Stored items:
--------------------------------
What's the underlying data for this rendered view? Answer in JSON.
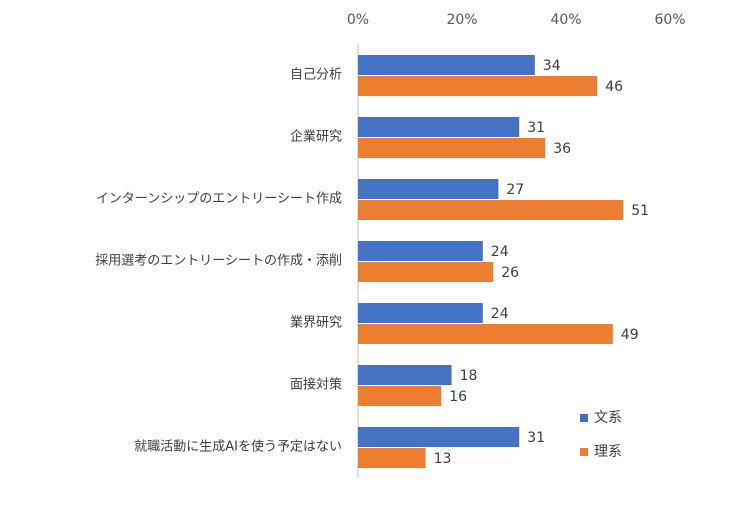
{
  "chart_data": {
    "type": "hbar",
    "categories": [
      "自己分析",
      "企業研究",
      "インターンシップのエントリーシート作成",
      "採用選考のエントリーシートの作成・添削",
      "業界研究",
      "面接対策",
      "就職活動に生成AIを使う予定はない"
    ],
    "series": [
      {
        "name": "文系",
        "color": "#4472c4",
        "values": [
          34,
          31,
          27,
          24,
          24,
          18,
          31
        ]
      },
      {
        "name": "理系",
        "color": "#ed7d31",
        "values": [
          46,
          36,
          51,
          26,
          49,
          16,
          13
        ]
      }
    ],
    "xlim": [
      0,
      60
    ],
    "xticks": [
      {
        "value": 0,
        "label": "0%"
      },
      {
        "value": 20,
        "label": "20%"
      },
      {
        "value": 40,
        "label": "40%"
      },
      {
        "value": 60,
        "label": "60%"
      }
    ],
    "grid": false
  }
}
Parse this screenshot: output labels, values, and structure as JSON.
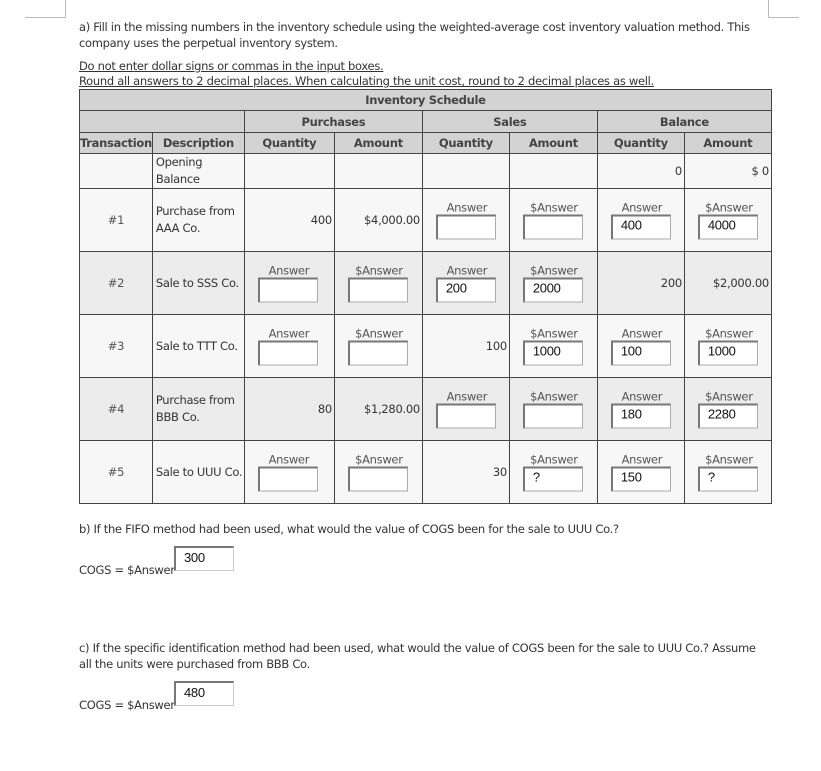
--------------------------------
Every line of text is to be repeated exactly; pictures are left out.

#### [Answer below]
What's the underlying data for this rendered view? Answer in JSON.
{
  "chart_data": {
    "type": "hbar",
    "categories": [
      "自己分析",
      "企業研究",
      "インターンシップのエントリーシート作成",
      "採用選考のエントリーシートの作成・添削",
      "業界研究",
      "面接対策",
      "就職活動に生成AIを使う予定はない"
    ],
    "series": [
      {
        "name": "文系",
        "color": "#4472c4",
        "values": [
          34,
          31,
          27,
          24,
          24,
          18,
          31
        ]
      },
      {
        "name": "理系",
        "color": "#ed7d31",
        "values": [
          46,
          36,
          51,
          26,
          49,
          16,
          13
        ]
      }
    ],
    "xlim": [
      0,
      60
    ],
    "xticks": [
      {
        "value": 0,
        "label": "0%"
      },
      {
        "value": 20,
        "label": "20%"
      },
      {
        "value": 40,
        "label": "40%"
      },
      {
        "value": 60,
        "label": "60%"
      }
    ],
    "grid": false
  }
}
Parse this screenshot: output labels, values, and structure as JSON.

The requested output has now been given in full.